#### About this task
Using the entries below, copy out all lines where "Mexican" is found.

#### Dataset content

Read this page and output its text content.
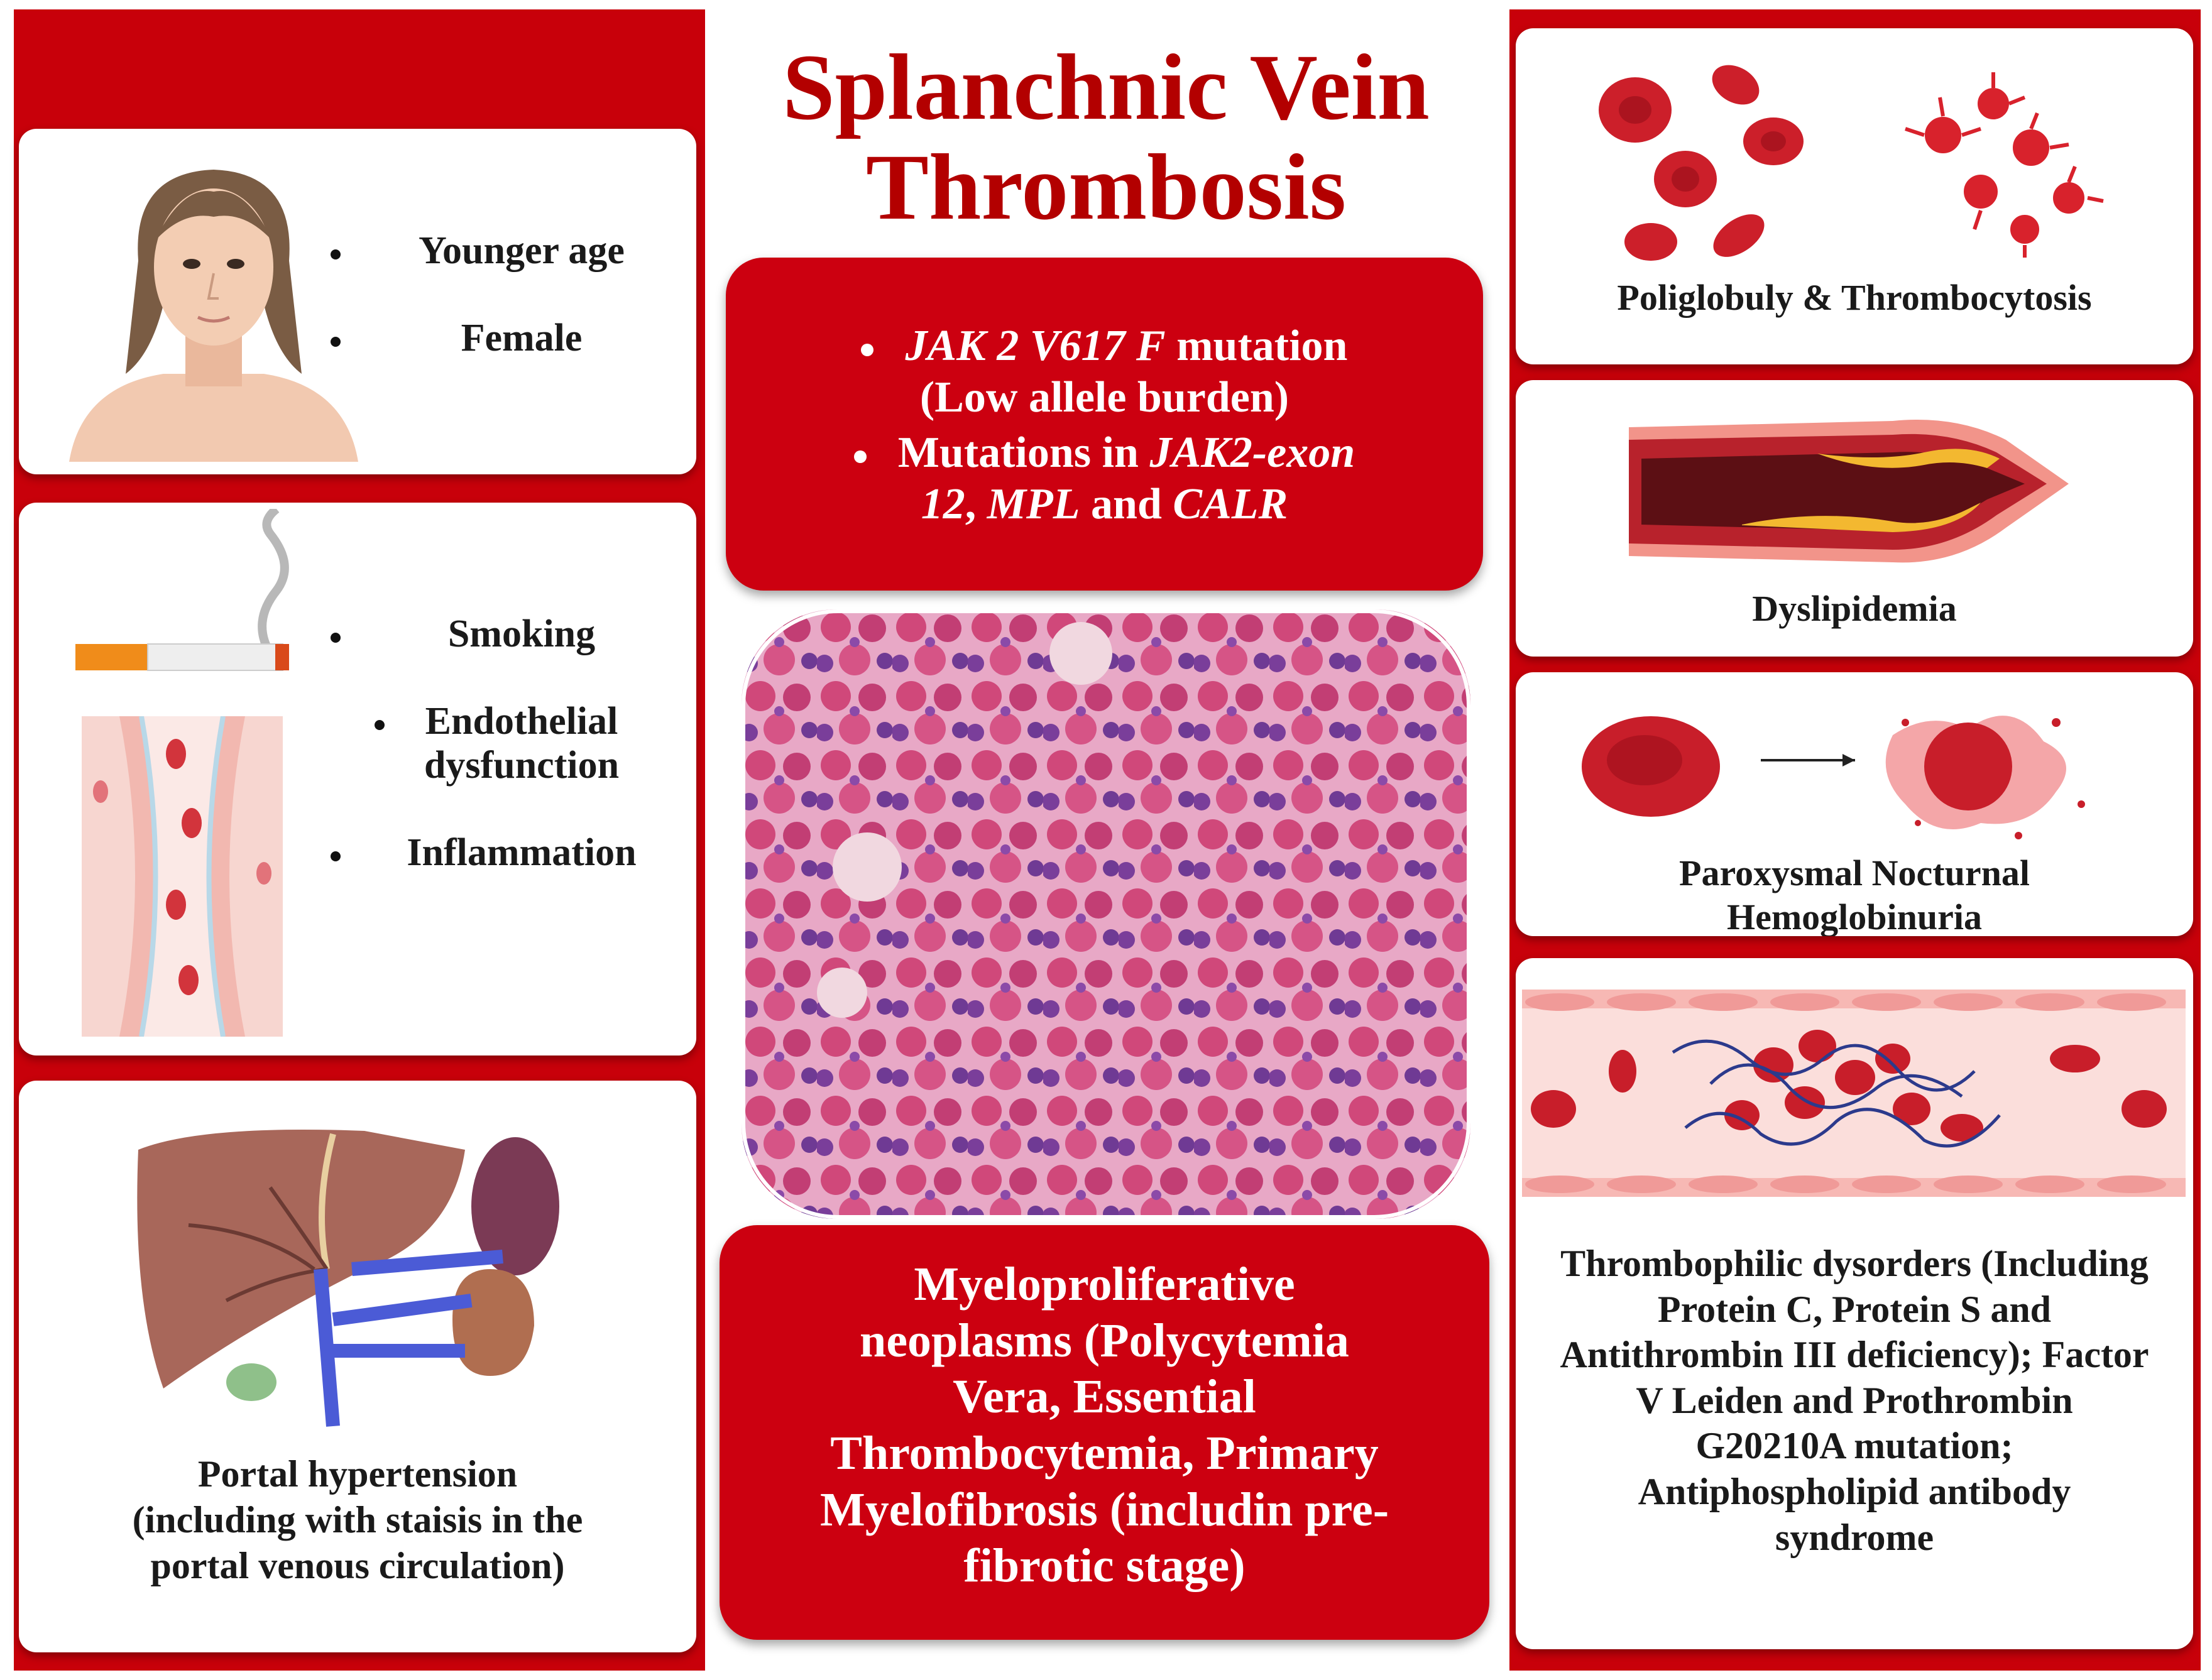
Younger age
Female
Smoking
Endothelial dysfunction
Inflammation
Portal hypertension
(including with staisis in the
portal venous circulation)
Splanchnic Vein
Thrombosis
JAK 2 V617 F mutation
(Low allele burden)
Mutations in JAK2-exon
12, MPL and CALR
Myeloproliferative
neoplasms (Polycytemia
Vera, Essential
Thrombocytemia, Primary
Myelofibrosis (includin pre-
fibrotic stage)
Poliglobuly & Thrombocytosis
Dyslipidemia
Paroxysmal Nocturnal
Hemoglobinuria
Thrombophilic dysorders (Including
Protein C, Protein S and
Antithrombin III deficiency); Factor
V Leiden and Prothrombin
G20210A mutation;
Antiphospholipid antibody
syndrome
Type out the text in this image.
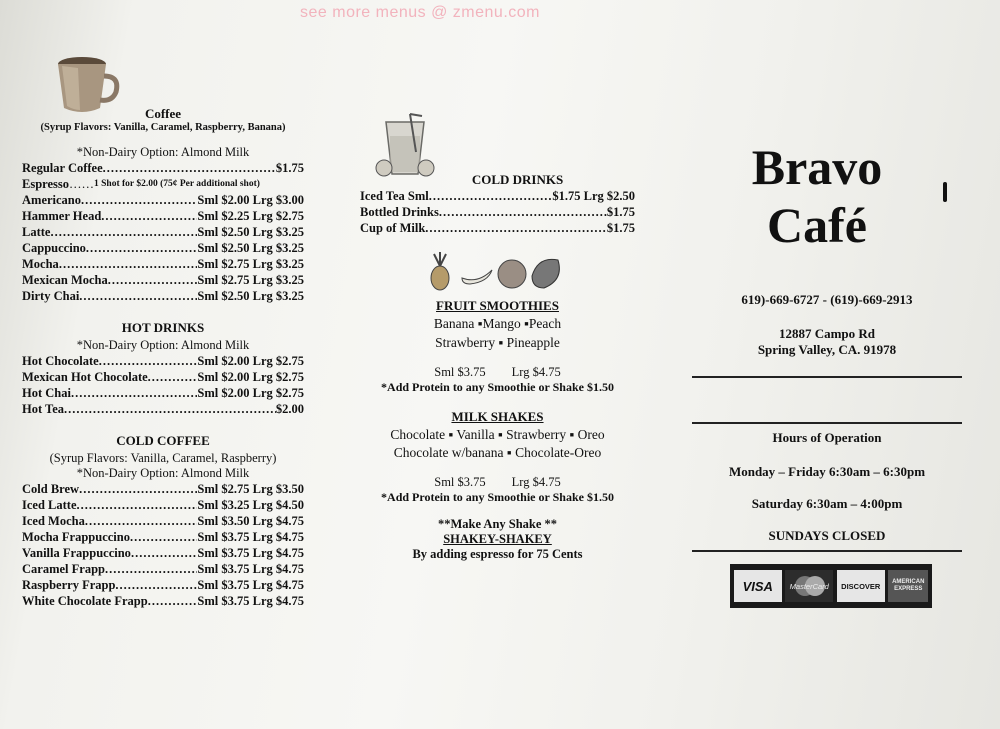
see more menus @ zmenu.com
Coffee
(Syrup Flavors: Vanilla, Caramel, Raspberry, Banana)
*Non-Dairy Option: Almond Milk
Regular Coffee .....	$1.75
Espresso …… 1 Shot for $2.00 (75¢ Per additional shot)
Americano .....	Sml $2.00 Lrg $3.00
Hammer Head .....	Sml $2.25 Lrg $2.75
Latte .....	Sml $2.50 Lrg $3.25
Cappuccino .....	Sml $2.50 Lrg $3.25
Mocha .....	Sml $2.75 Lrg $3.25
Mexican Mocha .....	Sml $2.75 Lrg $3.25
Dirty Chai .....	Sml $2.50 Lrg $3.25
HOT DRINKS
*Non-Dairy Option: Almond Milk
Hot Chocolate .....	Sml $2.00 Lrg $2.75
Mexican Hot Chocolate .....	Sml $2.00 Lrg $2.75
Hot Chai .....	Sml $2.00 Lrg $2.75
Hot Tea .....	$2.00
COLD COFFEE
(Syrup Flavors: Vanilla, Caramel, Raspberry)
*Non-Dairy Option: Almond Milk
Cold Brew .....	Sml $2.75 Lrg $3.50
Iced Latte .....	Sml $3.25 Lrg $4.50
Iced Mocha .....	Sml $3.50 Lrg $4.75
Mocha Frappuccino .....	Sml $3.75 Lrg $4.75
Vanilla Frappuccino .....	Sml $3.75 Lrg $4.75
Caramel Frapp .....	Sml $3.75 Lrg $4.75
Raspberry Frapp .....	Sml $3.75 Lrg $4.75
White Chocolate Frapp .....	Sml $3.75 Lrg $4.75
COLD DRINKS
Iced Tea Sml .....	$1.75 Lrg $2.50
Bottled Drinks .....	$1.75
Cup of Milk .....	$1.75
FRUIT SMOOTHIES
Banana ▪Mango ▪Peach
Strawberry ▪ Pineapple
Sml $3.75 Lrg $4.75
*Add Protein to any Smoothie or Shake $1.50
MILK SHAKES
Chocolate ▪ Vanilla ▪ Strawberry ▪ Oreo
Chocolate w/banana ▪ Chocolate-Oreo
Sml $3.75 Lrg $4.75
*Add Protein to any Smoothie or Shake $1.50
**Make Any Shake **
SHAKEY-SHAKEY
By adding espresso for 75 Cents
Bravo
Café
619)-669-6727 - (619)-669-2913
12887 Campo Rd
Spring Valley, CA. 91978
Hours of Operation
Monday – Friday 6:30am – 6:30pm
Saturday 6:30am – 4:00pm
SUNDAYS CLOSED
VISA	MasterCard	DISCOVER	AMERICAN EXPRESS
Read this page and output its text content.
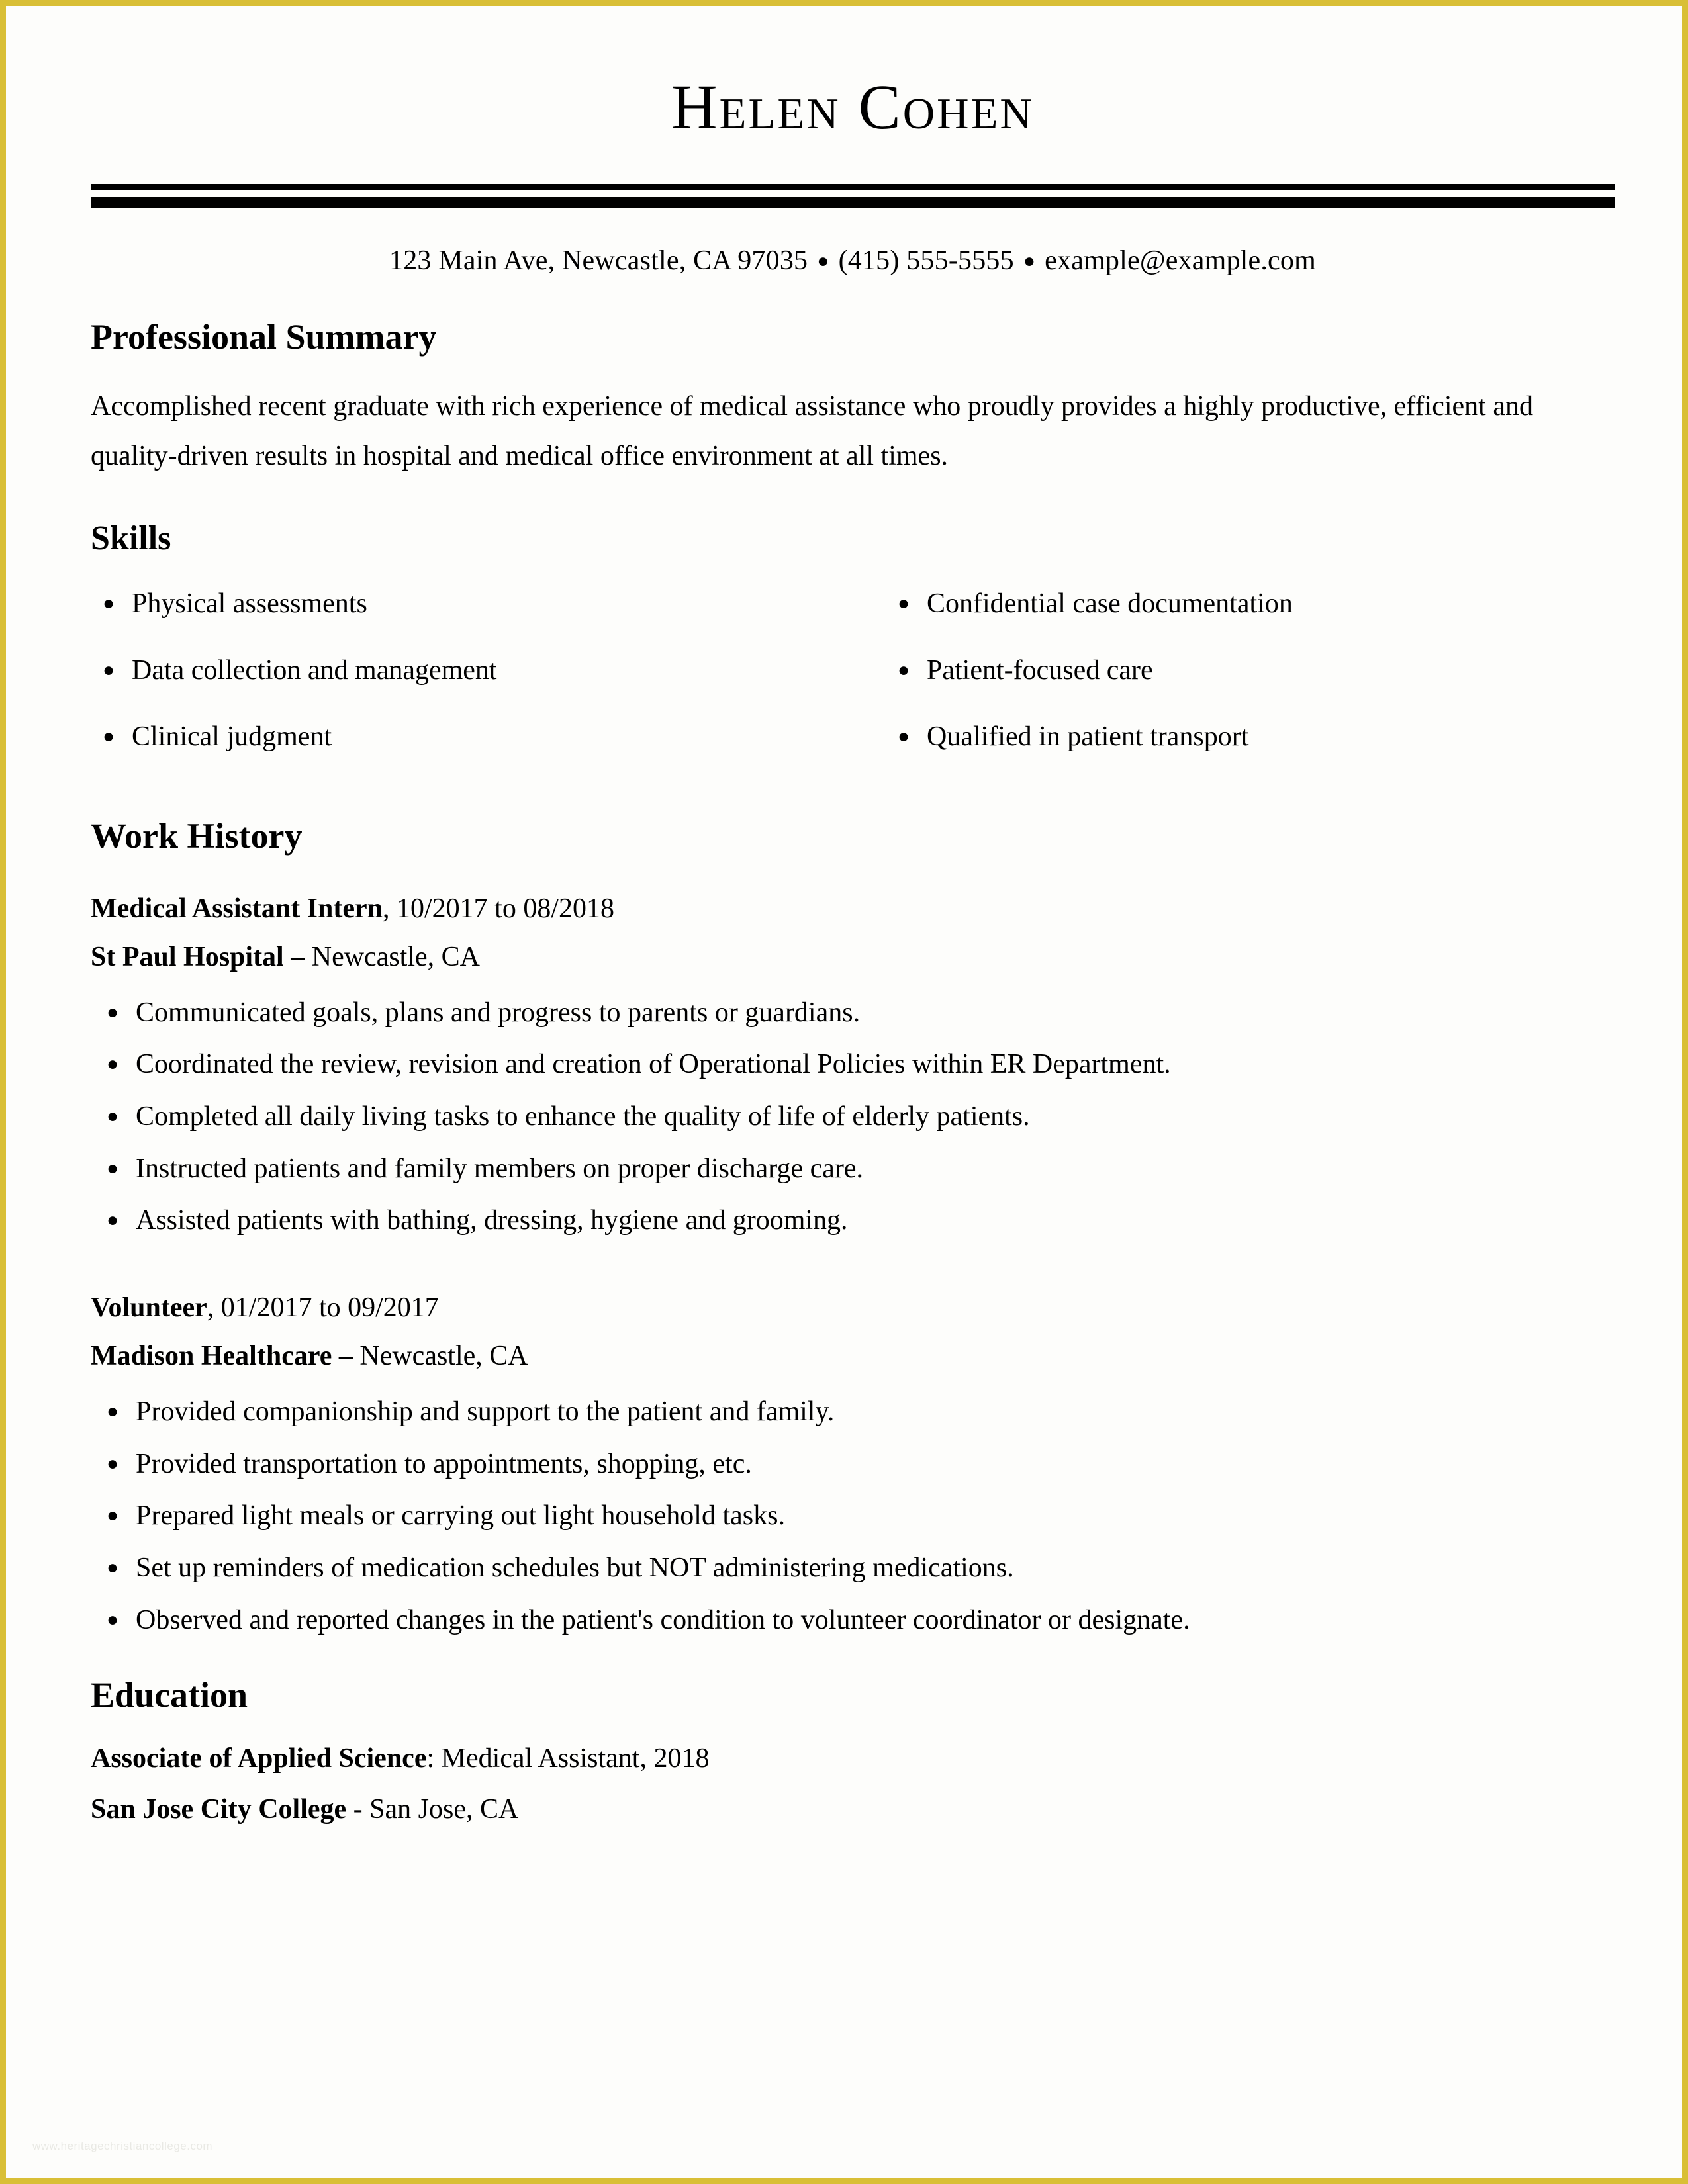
Helen Cohen
123 Main Ave, Newcastle, CA 97035 ● (415) 555-5555 ● example@example.com
Professional Summary

Accomplished recent graduate with rich experience of medical assistance who proudly provides a highly productive, efficient and quality-driven results in hospital and medical office environment at all times.

Skills
● Physical assessments
● Data collection and management
● Clinical judgment
● Confidential case documentation
● Patient-focused care
● Qualified in patient transport
Work History

Medical Assistant Intern, 10/2017 to 08/2018

St Paul Hospital – Newcastle, CA

● Communicated goals, plans and progress to parents or guardians.
● Coordinated the review, revision and creation of Operational Policies within ER Department.
● Completed all daily living tasks to enhance the quality of life of elderly patients.
● Instructed patients and family members on proper discharge care.
● Assisted patients with bathing, dressing, hygiene and grooming.

Volunteer, 01/2017 to 09/2017

Madison Healthcare – Newcastle, CA

● Provided companionship and support to the patient and family.
● Provided transportation to appointments, shopping, etc.
● Prepared light meals or carrying out light household tasks.
● Set up reminders of medication schedules but NOT administering medications.
● Observed and reported changes in the patient's condition to volunteer coordinator or designate.
Education

Associate of Applied Science: Medical Assistant, 2018

San Jose City College - San Jose, CA

www.heritagechristiancollege.com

#### Exercise response
Mexican Mocha .....	Sml $2.75 Lrg $3.25
Mexican Hot Chocolate .....	Sml $2.00 Lrg $2.75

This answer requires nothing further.